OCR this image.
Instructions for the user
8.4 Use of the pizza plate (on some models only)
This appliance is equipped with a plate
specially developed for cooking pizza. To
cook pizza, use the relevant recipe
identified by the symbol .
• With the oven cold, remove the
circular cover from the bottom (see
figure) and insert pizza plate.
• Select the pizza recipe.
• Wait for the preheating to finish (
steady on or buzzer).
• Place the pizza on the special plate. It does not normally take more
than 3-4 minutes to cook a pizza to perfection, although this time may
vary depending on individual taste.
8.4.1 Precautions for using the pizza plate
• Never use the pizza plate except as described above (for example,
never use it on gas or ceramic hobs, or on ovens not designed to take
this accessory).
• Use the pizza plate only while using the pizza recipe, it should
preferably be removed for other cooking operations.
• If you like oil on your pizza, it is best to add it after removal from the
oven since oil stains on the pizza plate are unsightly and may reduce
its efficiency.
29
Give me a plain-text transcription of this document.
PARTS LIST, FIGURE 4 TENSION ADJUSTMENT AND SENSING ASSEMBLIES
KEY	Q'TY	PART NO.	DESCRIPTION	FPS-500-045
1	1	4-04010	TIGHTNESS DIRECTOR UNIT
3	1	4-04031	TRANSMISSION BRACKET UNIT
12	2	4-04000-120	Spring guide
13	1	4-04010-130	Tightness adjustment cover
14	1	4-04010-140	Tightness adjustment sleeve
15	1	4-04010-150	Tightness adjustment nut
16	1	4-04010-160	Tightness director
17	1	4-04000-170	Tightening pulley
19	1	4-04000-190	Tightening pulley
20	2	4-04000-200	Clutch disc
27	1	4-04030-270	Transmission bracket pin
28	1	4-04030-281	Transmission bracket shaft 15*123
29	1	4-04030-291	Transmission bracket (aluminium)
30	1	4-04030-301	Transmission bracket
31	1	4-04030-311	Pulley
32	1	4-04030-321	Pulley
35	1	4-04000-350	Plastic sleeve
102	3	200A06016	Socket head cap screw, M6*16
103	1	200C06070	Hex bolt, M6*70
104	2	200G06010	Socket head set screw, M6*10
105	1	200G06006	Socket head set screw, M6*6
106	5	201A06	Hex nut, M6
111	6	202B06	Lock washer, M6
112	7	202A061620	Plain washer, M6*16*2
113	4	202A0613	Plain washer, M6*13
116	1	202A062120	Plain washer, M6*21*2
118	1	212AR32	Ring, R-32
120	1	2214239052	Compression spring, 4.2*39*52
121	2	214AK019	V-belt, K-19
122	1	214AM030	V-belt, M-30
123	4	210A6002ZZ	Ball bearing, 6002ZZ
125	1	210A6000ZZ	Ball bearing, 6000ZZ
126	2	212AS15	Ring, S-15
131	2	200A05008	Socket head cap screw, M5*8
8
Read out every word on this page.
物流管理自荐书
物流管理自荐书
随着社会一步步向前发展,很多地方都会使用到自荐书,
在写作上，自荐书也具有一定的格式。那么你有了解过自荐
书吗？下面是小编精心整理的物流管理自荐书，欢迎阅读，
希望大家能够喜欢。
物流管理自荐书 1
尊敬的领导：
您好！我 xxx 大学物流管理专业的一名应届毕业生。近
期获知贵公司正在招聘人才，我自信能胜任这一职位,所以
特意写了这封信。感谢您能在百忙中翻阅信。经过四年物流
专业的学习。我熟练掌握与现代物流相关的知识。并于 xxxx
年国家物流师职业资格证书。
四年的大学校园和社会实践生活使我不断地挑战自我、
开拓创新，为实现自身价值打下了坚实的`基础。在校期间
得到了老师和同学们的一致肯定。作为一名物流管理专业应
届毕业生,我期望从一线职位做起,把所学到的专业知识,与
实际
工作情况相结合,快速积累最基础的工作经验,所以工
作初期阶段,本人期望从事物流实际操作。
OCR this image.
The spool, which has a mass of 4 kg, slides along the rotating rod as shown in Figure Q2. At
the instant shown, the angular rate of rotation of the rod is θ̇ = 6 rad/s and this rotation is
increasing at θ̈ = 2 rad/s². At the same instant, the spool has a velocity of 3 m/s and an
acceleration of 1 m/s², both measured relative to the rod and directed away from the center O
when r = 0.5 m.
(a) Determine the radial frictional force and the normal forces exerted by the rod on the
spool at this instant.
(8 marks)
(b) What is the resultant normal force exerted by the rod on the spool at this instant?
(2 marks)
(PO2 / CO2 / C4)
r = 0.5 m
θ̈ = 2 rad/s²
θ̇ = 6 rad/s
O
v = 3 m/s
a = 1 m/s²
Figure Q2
■ ■ ■ ■
# Requirements
Which lines of the material contain the string "screw"? List each of them.

# Worked solution
102	3	200A06016	Socket head cap screw, M6*16
104	2	200G06010	Socket head set screw, M6*10
105	1	200G06006	Socket head set screw, M6*6
131	2	200A05008	Socket head cap screw, M5*8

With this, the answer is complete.